- [LISTED ENTRIES]
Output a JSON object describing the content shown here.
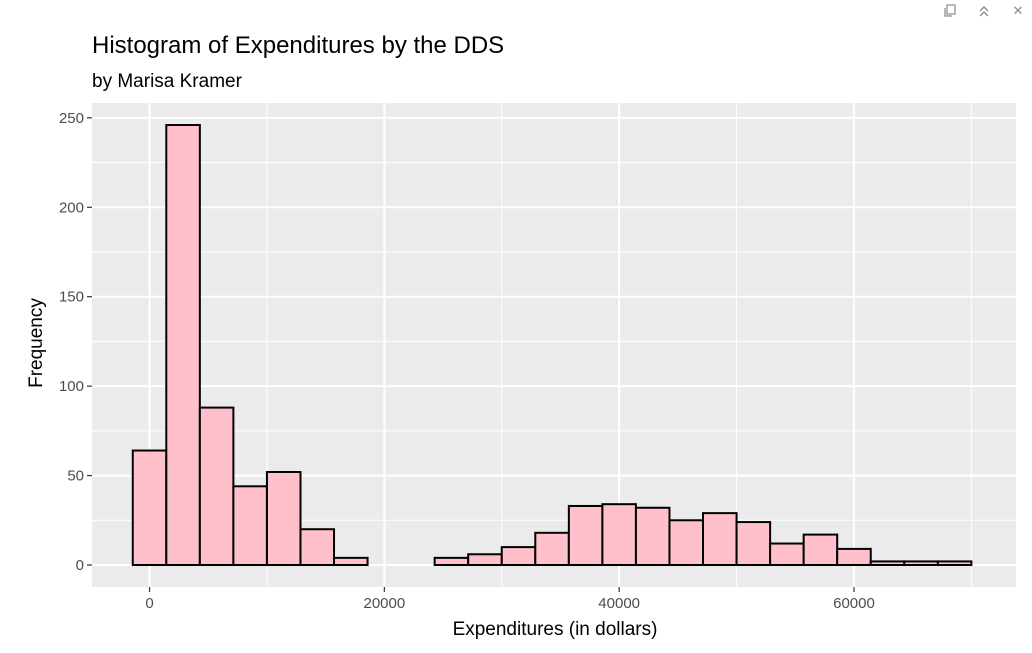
{
  "toolbar": {
    "icons": [
      "copy-icon",
      "collapse-icon",
      "close-icon"
    ],
    "close_glyph": "✕"
  },
  "chart_data": {
    "type": "bar",
    "title": "Histogram of Expenditures by the DDS",
    "subtitle": "by Marisa Kramer",
    "xlabel": "Expenditures (in dollars)",
    "ylabel": "Frequency",
    "bin_width": 2857,
    "x": [
      0,
      2857,
      5714,
      8571,
      11429,
      14286,
      17143,
      20000,
      22857,
      25714,
      28571,
      31429,
      34286,
      37143,
      40000,
      42857,
      45714,
      48571,
      51429,
      54286,
      57143,
      60000,
      62857,
      65714,
      68571
    ],
    "values": [
      64,
      246,
      88,
      44,
      52,
      20,
      4,
      0,
      0,
      4,
      6,
      10,
      18,
      33,
      34,
      32,
      25,
      29,
      24,
      12,
      17,
      9,
      2,
      2,
      2
    ],
    "xlim": [
      -4900,
      73800
    ],
    "ylim": [
      -12.3,
      258.3
    ],
    "xticks": [
      0,
      20000,
      40000,
      60000
    ],
    "yticks": [
      0,
      50,
      100,
      150,
      200,
      250
    ],
    "grid": true,
    "colors": {
      "fill": "#ffc0cb",
      "stroke": "#000000",
      "panel": "#ebebeb",
      "grid": "#ffffff"
    }
  }
}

- [WORK TO BE COMPLETED] Copy every entry exactly as written. Pictures are excluded.

- [THE ANSWER]
Output a JSON object describing the content shown here.
{
  "toolbar": {
    "icons": [
      "copy-icon",
      "collapse-icon",
      "close-icon"
    ],
    "close_glyph": "✕"
  },
  "chart_data": {
    "type": "bar",
    "title": "Histogram of Expenditures by the DDS",
    "subtitle": "by Marisa Kramer",
    "xlabel": "Expenditures (in dollars)",
    "ylabel": "Frequency",
    "bin_width": 2857,
    "x": [
      0,
      2857,
      5714,
      8571,
      11429,
      14286,
      17143,
      20000,
      22857,
      25714,
      28571,
      31429,
      34286,
      37143,
      40000,
      42857,
      45714,
      48571,
      51429,
      54286,
      57143,
      60000,
      62857,
      65714,
      68571
    ],
    "values": [
      64,
      246,
      88,
      44,
      52,
      20,
      4,
      0,
      0,
      4,
      6,
      10,
      18,
      33,
      34,
      32,
      25,
      29,
      24,
      12,
      17,
      9,
      2,
      2,
      2
    ],
    "xlim": [
      -4900,
      73800
    ],
    "ylim": [
      -12.3,
      258.3
    ],
    "xticks": [
      0,
      20000,
      40000,
      60000
    ],
    "yticks": [
      0,
      50,
      100,
      150,
      200,
      250
    ],
    "grid": true,
    "colors": {
      "fill": "#ffc0cb",
      "stroke": "#000000",
      "panel": "#ebebeb",
      "grid": "#ffffff"
    }
  }
}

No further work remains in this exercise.